** start Input records **

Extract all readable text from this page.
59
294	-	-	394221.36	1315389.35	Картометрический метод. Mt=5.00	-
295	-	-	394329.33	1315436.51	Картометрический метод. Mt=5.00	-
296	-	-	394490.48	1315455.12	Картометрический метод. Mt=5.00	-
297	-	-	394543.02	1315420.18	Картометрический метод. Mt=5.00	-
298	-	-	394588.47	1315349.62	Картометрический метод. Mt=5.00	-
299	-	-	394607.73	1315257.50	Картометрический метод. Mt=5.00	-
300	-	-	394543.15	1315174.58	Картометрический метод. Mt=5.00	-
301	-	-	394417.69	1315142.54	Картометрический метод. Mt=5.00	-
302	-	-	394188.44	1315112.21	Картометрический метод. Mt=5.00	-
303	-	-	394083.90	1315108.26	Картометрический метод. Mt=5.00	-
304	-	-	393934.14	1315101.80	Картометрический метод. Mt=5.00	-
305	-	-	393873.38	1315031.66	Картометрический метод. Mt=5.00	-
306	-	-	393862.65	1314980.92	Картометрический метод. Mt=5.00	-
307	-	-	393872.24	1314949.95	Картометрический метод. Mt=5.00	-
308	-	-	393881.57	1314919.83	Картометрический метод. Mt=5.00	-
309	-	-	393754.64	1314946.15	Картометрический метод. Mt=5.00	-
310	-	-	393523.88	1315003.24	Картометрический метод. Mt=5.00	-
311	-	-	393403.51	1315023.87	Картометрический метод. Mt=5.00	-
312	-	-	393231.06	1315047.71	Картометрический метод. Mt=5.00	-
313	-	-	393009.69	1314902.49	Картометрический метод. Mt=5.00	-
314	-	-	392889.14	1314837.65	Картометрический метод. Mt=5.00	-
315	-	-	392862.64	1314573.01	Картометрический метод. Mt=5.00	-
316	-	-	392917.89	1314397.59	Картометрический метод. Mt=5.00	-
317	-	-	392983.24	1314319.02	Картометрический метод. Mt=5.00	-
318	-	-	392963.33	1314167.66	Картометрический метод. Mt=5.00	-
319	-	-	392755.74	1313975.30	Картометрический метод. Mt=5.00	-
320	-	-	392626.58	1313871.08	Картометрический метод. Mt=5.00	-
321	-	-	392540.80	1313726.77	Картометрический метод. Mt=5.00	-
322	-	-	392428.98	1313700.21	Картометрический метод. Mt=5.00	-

** end Input records **

• **Problem requirements**:
Quote the data above in full, changing nothing.

• **Task solution**:
Extract all readable text from this page.
59
294	-	-	394221.36	1315389.35	Картометрический метод. Mt=5.00	-
295	-	-	394329.33	1315436.51	Картометрический метод. Mt=5.00	-
296	-	-	394490.48	1315455.12	Картометрический метод. Mt=5.00	-
297	-	-	394543.02	1315420.18	Картометрический метод. Mt=5.00	-
298	-	-	394588.47	1315349.62	Картометрический метод. Mt=5.00	-
299	-	-	394607.73	1315257.50	Картометрический метод. Mt=5.00	-
300	-	-	394543.15	1315174.58	Картометрический метод. Mt=5.00	-
301	-	-	394417.69	1315142.54	Картометрический метод. Mt=5.00	-
302	-	-	394188.44	1315112.21	Картометрический метод. Mt=5.00	-
303	-	-	394083.90	1315108.26	Картометрический метод. Mt=5.00	-
304	-	-	393934.14	1315101.80	Картометрический метод. Mt=5.00	-
305	-	-	393873.38	1315031.66	Картометрический метод. Mt=5.00	-
306	-	-	393862.65	1314980.92	Картометрический метод. Mt=5.00	-
307	-	-	393872.24	1314949.95	Картометрический метод. Mt=5.00	-
308	-	-	393881.57	1314919.83	Картометрический метод. Mt=5.00	-
309	-	-	393754.64	1314946.15	Картометрический метод. Mt=5.00	-
310	-	-	393523.88	1315003.24	Картометрический метод. Mt=5.00	-
311	-	-	393403.51	1315023.87	Картометрический метод. Mt=5.00	-
312	-	-	393231.06	1315047.71	Картометрический метод. Mt=5.00	-
313	-	-	393009.69	1314902.49	Картометрический метод. Mt=5.00	-
314	-	-	392889.14	1314837.65	Картометрический метод. Mt=5.00	-
315	-	-	392862.64	1314573.01	Картометрический метод. Mt=5.00	-
316	-	-	392917.89	1314397.59	Картометрический метод. Mt=5.00	-
317	-	-	392983.24	1314319.02	Картометрический метод. Mt=5.00	-
318	-	-	392963.33	1314167.66	Картометрический метод. Mt=5.00	-
319	-	-	392755.74	1313975.30	Картометрический метод. Mt=5.00	-
320	-	-	392626.58	1313871.08	Картометрический метод. Mt=5.00	-
321	-	-	392540.80	1313726.77	Картометрический метод. Mt=5.00	-
322	-	-	392428.98	1313700.21	Картометрический метод. Mt=5.00	-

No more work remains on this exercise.